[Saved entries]
* * * * * * *

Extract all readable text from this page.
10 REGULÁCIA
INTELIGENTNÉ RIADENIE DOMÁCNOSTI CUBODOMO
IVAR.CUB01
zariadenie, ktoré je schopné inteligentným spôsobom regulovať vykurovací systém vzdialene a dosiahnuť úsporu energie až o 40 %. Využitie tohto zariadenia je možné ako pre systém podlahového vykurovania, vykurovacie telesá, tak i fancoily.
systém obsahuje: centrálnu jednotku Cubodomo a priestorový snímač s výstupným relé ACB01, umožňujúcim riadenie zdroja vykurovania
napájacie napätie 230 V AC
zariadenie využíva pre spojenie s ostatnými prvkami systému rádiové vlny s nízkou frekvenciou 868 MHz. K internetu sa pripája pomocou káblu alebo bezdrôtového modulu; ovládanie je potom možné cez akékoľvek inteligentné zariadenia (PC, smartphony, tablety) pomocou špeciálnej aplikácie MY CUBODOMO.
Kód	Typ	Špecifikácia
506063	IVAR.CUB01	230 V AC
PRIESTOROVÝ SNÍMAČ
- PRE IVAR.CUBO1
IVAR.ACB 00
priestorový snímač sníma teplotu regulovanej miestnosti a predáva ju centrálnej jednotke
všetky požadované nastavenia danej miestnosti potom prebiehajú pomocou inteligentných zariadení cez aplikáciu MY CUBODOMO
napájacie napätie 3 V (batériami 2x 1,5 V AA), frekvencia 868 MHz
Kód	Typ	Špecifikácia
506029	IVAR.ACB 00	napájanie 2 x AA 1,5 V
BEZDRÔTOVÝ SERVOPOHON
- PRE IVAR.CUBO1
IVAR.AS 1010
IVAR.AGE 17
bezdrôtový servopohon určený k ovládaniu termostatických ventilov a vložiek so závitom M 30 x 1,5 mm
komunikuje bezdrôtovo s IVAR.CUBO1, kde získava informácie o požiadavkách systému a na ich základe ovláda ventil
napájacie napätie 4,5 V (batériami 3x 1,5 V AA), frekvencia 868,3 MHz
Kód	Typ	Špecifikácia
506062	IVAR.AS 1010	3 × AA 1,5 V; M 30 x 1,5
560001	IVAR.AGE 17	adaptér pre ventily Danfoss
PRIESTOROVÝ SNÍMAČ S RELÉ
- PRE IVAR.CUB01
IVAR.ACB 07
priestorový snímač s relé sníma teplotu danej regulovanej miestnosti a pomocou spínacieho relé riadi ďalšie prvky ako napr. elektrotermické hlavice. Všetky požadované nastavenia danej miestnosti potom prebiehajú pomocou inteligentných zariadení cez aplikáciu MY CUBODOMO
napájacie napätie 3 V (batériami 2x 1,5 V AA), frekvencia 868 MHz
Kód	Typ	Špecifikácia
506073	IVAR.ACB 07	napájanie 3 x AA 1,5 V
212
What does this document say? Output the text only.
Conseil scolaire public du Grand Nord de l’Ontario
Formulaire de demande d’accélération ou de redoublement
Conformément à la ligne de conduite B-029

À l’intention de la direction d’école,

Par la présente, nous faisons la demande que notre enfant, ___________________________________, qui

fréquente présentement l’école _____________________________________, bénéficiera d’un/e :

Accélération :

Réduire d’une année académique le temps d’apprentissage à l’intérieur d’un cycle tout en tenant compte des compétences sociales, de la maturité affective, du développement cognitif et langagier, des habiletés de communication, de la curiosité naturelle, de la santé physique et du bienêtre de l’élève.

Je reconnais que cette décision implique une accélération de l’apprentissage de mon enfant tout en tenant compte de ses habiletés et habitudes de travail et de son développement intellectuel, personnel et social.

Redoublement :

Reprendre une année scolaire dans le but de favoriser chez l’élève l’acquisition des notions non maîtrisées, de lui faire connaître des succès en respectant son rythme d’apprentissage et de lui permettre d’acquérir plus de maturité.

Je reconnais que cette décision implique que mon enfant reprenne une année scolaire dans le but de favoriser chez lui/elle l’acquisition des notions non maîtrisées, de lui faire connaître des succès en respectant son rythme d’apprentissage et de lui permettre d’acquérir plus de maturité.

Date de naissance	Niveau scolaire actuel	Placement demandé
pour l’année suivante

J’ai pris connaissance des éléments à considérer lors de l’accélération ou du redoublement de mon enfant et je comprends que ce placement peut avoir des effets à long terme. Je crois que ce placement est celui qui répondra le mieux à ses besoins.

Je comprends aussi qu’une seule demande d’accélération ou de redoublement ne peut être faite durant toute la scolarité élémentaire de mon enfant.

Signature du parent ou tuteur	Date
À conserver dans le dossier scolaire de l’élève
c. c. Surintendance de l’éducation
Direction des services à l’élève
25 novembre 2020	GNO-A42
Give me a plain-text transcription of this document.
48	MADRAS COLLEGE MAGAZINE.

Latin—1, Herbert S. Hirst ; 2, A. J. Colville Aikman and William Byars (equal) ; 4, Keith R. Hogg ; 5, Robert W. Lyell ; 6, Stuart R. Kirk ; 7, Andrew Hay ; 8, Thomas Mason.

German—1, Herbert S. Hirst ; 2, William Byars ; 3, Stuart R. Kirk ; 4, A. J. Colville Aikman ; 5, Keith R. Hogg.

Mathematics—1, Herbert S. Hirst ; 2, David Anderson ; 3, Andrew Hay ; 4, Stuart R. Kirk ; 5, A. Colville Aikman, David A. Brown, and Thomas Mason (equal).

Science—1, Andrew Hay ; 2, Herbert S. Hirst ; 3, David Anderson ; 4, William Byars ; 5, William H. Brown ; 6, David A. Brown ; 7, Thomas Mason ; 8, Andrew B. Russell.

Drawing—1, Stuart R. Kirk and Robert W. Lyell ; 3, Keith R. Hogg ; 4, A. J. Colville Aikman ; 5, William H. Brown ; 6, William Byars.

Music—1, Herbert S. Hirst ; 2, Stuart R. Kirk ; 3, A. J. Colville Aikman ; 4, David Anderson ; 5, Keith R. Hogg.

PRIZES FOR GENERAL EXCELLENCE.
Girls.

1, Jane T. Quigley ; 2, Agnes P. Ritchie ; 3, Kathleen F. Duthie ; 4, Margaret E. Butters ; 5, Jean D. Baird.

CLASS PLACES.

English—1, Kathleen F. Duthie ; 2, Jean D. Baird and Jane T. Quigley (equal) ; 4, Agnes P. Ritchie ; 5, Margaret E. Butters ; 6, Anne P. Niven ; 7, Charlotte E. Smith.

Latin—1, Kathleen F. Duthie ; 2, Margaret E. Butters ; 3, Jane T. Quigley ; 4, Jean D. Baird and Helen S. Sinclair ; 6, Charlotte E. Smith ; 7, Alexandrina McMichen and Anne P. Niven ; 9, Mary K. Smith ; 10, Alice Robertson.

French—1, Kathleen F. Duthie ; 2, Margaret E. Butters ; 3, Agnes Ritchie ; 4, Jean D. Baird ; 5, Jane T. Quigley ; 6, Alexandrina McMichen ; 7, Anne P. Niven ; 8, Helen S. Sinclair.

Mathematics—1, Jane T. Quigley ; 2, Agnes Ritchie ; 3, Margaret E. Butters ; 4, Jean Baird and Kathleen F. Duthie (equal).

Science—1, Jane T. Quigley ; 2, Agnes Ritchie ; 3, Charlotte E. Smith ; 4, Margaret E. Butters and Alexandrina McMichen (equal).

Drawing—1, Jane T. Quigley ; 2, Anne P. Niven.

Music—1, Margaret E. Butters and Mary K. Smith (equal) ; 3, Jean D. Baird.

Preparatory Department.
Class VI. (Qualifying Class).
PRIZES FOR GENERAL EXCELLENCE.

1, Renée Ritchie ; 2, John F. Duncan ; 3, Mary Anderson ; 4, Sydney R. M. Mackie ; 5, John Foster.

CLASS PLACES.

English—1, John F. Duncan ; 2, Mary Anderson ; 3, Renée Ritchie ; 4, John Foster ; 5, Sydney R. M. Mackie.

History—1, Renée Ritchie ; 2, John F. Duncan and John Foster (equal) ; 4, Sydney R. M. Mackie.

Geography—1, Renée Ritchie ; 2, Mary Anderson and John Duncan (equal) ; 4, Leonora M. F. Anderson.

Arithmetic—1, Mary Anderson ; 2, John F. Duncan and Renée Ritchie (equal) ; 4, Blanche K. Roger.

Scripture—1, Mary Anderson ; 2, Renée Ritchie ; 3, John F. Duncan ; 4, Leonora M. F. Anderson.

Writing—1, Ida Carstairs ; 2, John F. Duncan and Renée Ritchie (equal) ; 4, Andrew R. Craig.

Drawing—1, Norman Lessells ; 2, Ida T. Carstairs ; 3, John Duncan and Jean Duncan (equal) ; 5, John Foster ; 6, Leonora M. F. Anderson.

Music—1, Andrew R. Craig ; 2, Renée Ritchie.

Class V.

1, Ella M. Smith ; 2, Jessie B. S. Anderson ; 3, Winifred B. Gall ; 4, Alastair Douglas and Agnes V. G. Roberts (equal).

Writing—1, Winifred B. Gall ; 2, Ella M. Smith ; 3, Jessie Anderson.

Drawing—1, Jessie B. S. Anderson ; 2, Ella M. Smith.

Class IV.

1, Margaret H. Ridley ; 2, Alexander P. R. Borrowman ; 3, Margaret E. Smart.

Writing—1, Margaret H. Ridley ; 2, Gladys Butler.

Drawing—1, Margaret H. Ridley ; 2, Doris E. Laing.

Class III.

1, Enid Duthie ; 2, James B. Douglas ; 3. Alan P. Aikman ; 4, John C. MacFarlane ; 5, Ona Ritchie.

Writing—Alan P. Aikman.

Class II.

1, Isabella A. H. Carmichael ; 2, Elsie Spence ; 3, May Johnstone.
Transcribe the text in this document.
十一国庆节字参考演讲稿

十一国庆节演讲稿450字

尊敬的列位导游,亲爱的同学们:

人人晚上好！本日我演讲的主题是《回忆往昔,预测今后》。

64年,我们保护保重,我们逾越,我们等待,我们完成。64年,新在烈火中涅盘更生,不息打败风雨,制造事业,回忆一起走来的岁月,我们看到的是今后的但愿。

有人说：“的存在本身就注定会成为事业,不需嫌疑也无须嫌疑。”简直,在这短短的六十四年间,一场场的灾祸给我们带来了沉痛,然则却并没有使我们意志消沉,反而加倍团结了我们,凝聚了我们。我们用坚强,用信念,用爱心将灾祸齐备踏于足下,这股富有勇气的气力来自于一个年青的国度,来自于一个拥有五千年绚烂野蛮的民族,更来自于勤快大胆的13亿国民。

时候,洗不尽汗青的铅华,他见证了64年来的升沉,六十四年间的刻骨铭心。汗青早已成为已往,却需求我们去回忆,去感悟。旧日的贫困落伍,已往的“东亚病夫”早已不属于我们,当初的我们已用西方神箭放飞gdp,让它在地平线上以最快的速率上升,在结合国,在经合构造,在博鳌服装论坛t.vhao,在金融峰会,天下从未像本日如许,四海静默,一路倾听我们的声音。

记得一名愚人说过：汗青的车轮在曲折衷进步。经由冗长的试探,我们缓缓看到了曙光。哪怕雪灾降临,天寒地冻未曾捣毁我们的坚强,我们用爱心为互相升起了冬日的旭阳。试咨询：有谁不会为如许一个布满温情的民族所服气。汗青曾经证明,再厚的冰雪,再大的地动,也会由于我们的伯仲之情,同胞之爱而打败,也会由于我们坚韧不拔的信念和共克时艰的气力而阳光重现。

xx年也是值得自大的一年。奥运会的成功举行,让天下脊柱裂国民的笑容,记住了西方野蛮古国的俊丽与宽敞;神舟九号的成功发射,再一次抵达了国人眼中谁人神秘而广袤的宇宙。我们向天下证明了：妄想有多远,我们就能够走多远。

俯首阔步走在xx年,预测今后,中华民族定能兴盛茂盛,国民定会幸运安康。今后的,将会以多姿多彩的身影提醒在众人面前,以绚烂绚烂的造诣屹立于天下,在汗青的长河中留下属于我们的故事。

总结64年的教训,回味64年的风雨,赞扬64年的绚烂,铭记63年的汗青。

* * * * * * *

* [Objective]:
Print exactly the lines from the one with "Transcribe the text in this document." through the end of the data, inclusive.

* [Output for this task]:
Transcribe the text in this document.
十一国庆节字参考演讲稿

十一国庆节演讲稿450字

尊敬的列位导游,亲爱的同学们:

人人晚上好！本日我演讲的主题是《回忆往昔,预测今后》。

64年,我们保护保重,我们逾越,我们等待,我们完成。64年,新在烈火中涅盘更生,不息打败风雨,制造事业,回忆一起走来的岁月,我们看到的是今后的但愿。

有人说：“的存在本身就注定会成为事业,不需嫌疑也无须嫌疑。”简直,在这短短的六十四年间,一场场的灾祸给我们带来了沉痛,然则却并没有使我们意志消沉,反而加倍团结了我们,凝聚了我们。我们用坚强,用信念,用爱心将灾祸齐备踏于足下,这股富有勇气的气力来自于一个年青的国度,来自于一个拥有五千年绚烂野蛮的民族,更来自于勤快大胆的13亿国民。

时候,洗不尽汗青的铅华,他见证了64年来的升沉,六十四年间的刻骨铭心。汗青早已成为已往,却需求我们去回忆,去感悟。旧日的贫困落伍,已往的“东亚病夫”早已不属于我们,当初的我们已用西方神箭放飞gdp,让它在地平线上以最快的速率上升,在结合国,在经合构造,在博鳌服装论坛t.vhao,在金融峰会,天下从未像本日如许,四海静默,一路倾听我们的声音。

记得一名愚人说过：汗青的车轮在曲折衷进步。经由冗长的试探,我们缓缓看到了曙光。哪怕雪灾降临,天寒地冻未曾捣毁我们的坚强,我们用爱心为互相升起了冬日的旭阳。试咨询：有谁不会为如许一个布满温情的民族所服气。汗青曾经证明,再厚的冰雪,再大的地动,也会由于我们的伯仲之情,同胞之爱而打败,也会由于我们坚韧不拔的信念和共克时艰的气力而阳光重现。

xx年也是值得自大的一年。奥运会的成功举行,让天下脊柱裂国民的笑容,记住了西方野蛮古国的俊丽与宽敞;神舟九号的成功发射,再一次抵达了国人眼中谁人神秘而广袤的宇宙。我们向天下证明了：妄想有多远,我们就能够走多远。

俯首阔步走在xx年,预测今后,中华民族定能兴盛茂盛,国民定会幸运安康。今后的,将会以多姿多彩的身影提醒在众人面前,以绚烂绚烂的造诣屹立于天下,在汗青的长河中留下属于我们的故事。

总结64年的教训,回味64年的风雨,赞扬64年的绚烂,铭记63年的汗青。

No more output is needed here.